Please pull out every line that includes the string "have".

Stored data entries
______________________________

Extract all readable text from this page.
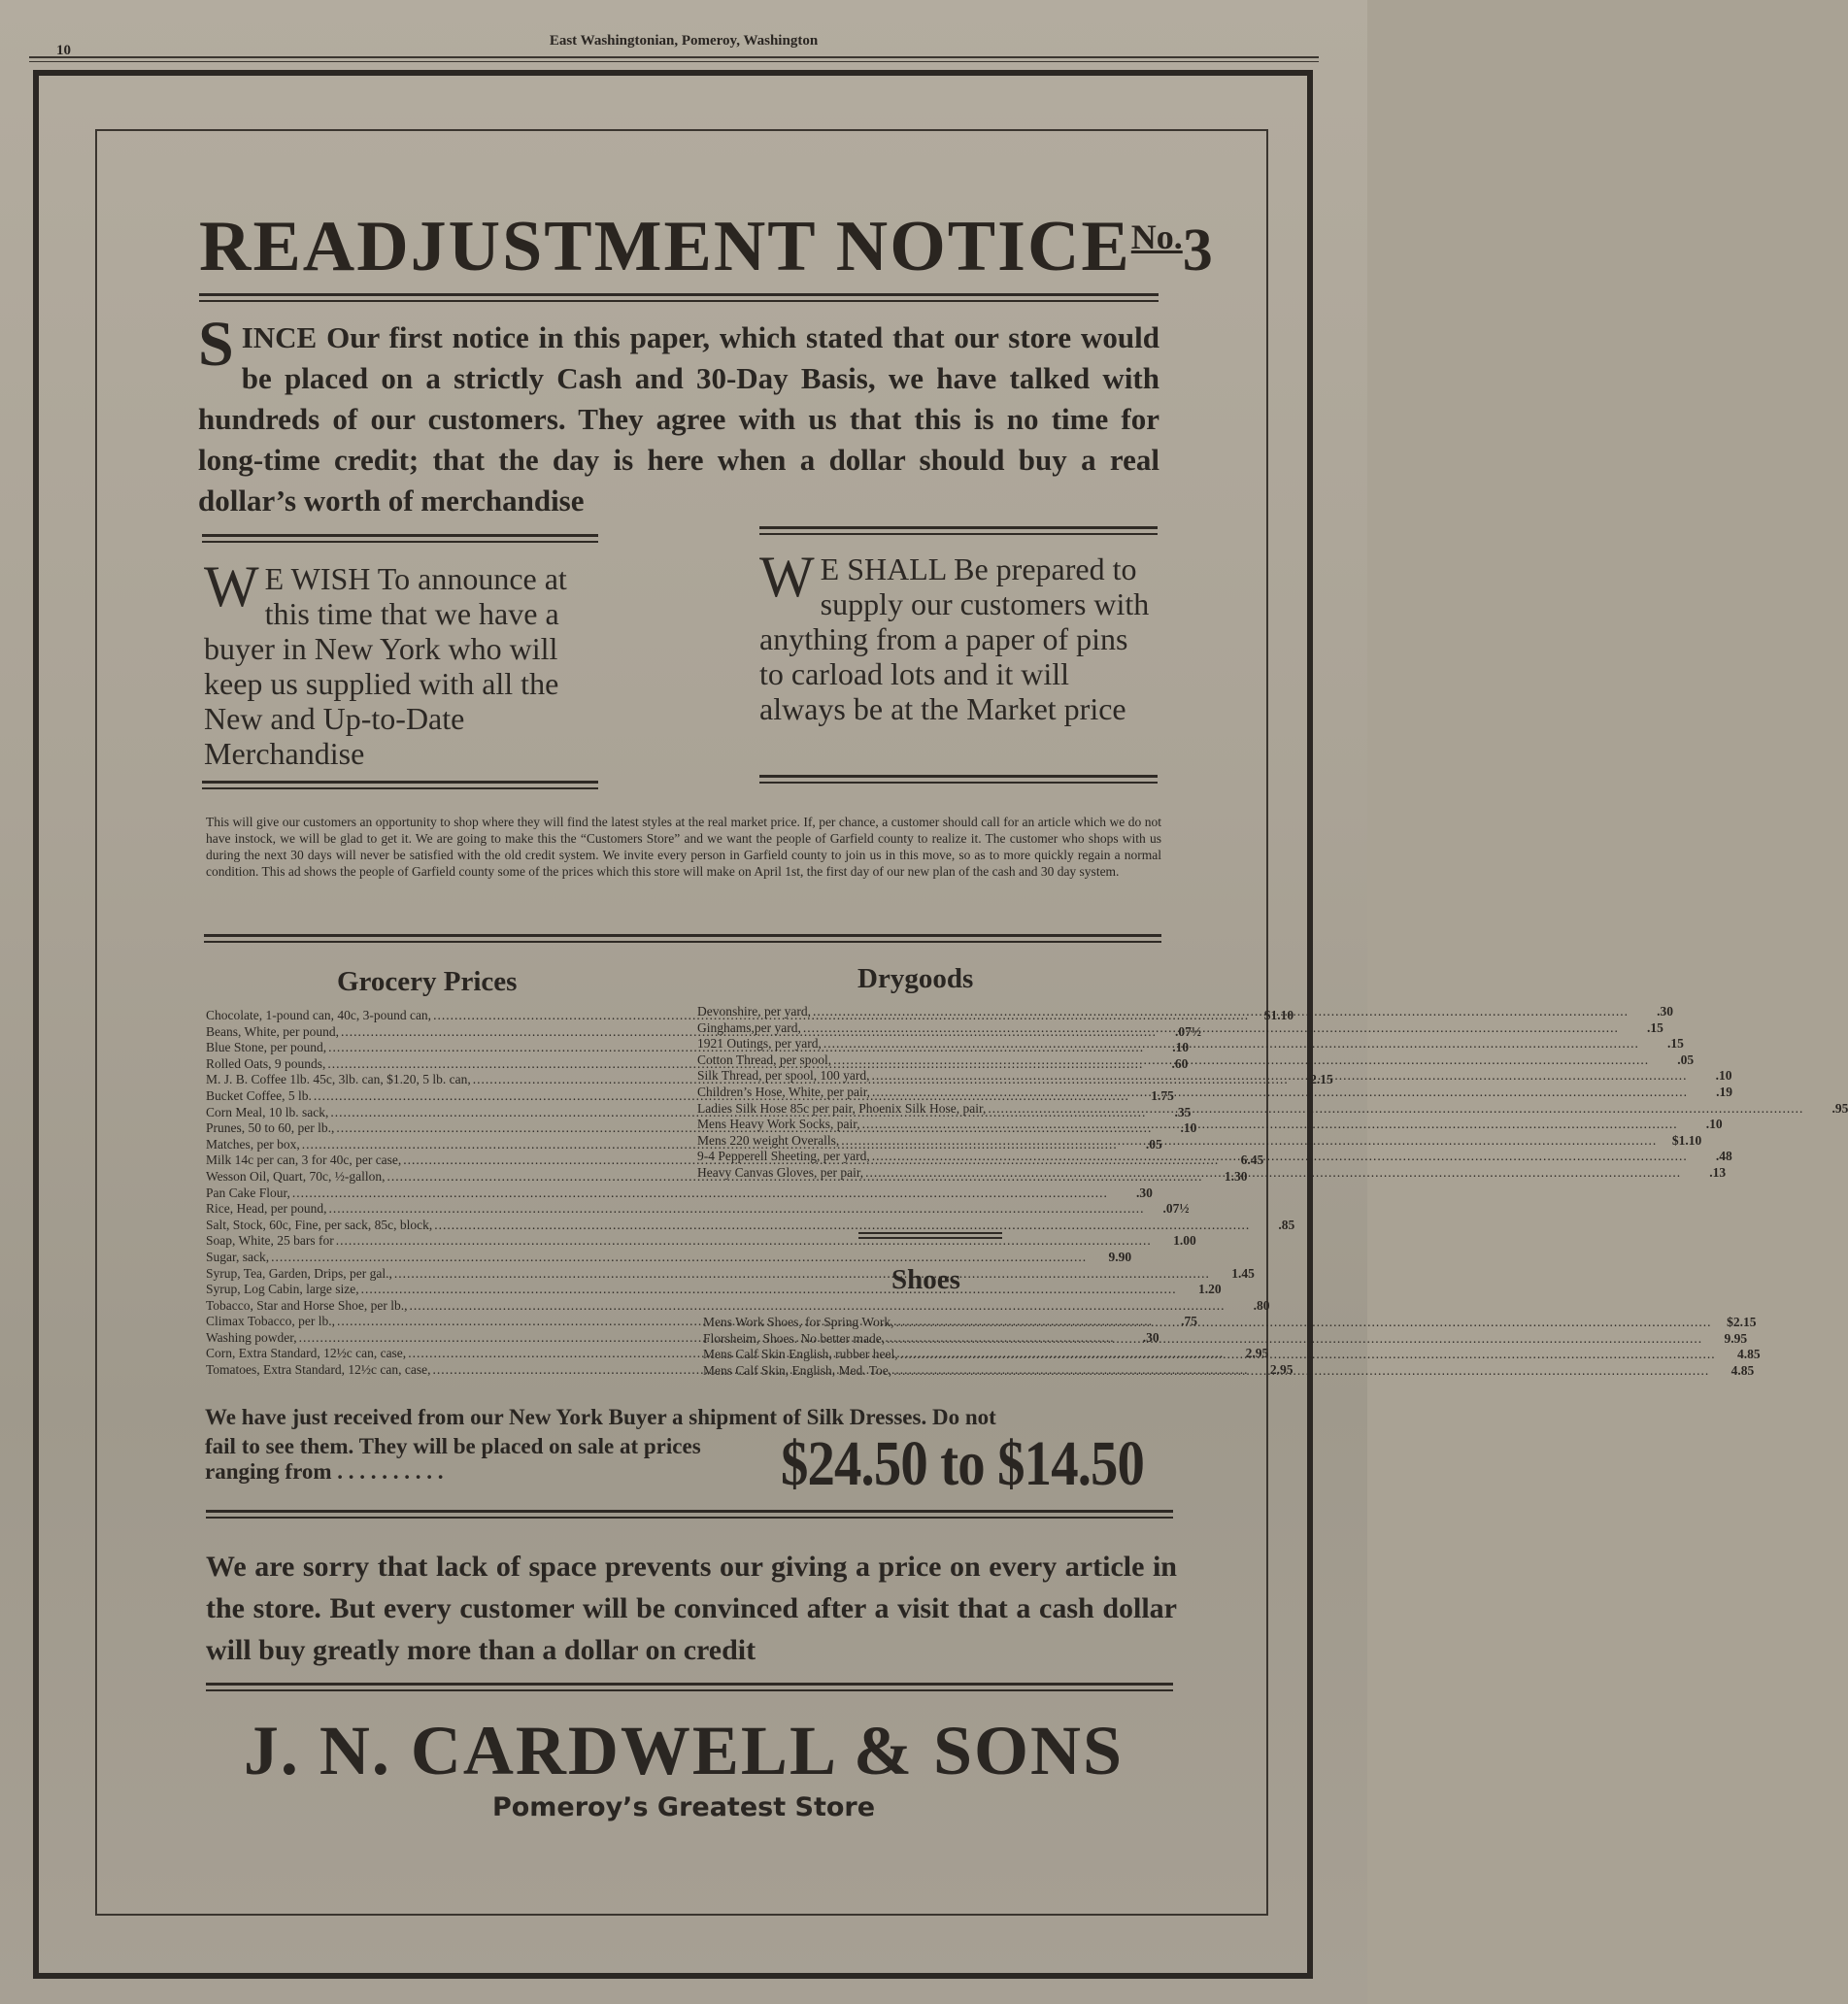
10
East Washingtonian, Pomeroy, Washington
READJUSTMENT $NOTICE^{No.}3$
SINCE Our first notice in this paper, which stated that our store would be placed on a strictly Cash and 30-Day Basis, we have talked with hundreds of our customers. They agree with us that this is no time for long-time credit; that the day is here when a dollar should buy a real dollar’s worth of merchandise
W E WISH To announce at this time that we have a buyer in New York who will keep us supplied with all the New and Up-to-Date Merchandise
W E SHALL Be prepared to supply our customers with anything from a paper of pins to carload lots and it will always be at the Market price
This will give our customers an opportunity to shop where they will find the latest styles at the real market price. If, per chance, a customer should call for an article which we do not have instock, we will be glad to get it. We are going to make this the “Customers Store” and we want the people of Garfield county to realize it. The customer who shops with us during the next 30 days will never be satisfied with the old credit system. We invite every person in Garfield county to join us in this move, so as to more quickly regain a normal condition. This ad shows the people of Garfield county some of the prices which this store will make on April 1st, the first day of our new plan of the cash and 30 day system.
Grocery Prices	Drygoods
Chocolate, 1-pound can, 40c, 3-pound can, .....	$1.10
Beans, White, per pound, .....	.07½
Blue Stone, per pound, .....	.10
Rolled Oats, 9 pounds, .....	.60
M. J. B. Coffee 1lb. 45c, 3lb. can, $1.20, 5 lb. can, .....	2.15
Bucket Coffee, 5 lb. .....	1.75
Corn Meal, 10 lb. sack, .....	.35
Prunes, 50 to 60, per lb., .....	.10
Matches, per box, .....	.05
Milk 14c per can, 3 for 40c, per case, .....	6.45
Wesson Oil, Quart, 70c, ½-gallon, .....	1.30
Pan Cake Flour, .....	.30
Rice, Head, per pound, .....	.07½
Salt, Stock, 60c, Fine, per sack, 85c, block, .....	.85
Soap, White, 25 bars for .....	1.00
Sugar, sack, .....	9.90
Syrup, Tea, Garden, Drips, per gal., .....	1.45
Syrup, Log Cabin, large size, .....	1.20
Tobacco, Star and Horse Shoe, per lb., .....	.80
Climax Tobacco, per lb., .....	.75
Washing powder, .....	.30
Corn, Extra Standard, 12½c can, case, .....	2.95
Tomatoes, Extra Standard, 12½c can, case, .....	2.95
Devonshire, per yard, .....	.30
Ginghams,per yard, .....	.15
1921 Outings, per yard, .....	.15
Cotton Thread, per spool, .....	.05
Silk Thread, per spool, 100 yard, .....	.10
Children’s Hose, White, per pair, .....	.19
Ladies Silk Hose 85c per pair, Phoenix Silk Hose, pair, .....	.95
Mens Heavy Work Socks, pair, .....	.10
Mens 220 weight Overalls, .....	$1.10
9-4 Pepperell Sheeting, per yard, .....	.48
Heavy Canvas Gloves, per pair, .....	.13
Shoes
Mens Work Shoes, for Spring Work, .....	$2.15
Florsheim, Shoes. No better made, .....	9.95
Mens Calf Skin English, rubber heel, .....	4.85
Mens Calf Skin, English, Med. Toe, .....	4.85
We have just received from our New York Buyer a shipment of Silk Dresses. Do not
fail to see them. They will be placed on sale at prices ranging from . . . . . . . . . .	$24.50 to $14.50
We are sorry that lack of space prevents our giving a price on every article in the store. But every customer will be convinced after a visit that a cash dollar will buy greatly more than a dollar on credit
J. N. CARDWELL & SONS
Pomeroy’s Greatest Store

______________________________

Answer for this exercise
SINCE Our first notice in this paper, which stated that our store would be placed on a strictly Cash and 30-Day Basis, we have talked with hundreds of our customers. They agree with us that this is no time for long-time credit; that the day is here when a dollar should buy a real dollar’s worth of merchandise
W E WISH To announce at this time that we have a buyer in New York who will keep us supplied with all the New and Up-to-Date Merchandise
This will give our customers an opportunity to shop where they will find the latest styles at the real market price. If, per chance, a customer should call for an article which we do not have instock, we will be glad to get it. We are going to make this the “Customers Store” and we want the people of Garfield county to realize it. The customer who shops with us during the next 30 days will never be satisfied with the old credit system. We invite every person in Garfield county to join us in this move, so as to more quickly regain a normal condition. This ad shows the people of Garfield county some of the prices which this store will make on April 1st, the first day of our new plan of the cash and 30 day system.
We have just received from our New York Buyer a shipment of Silk Dresses. Do not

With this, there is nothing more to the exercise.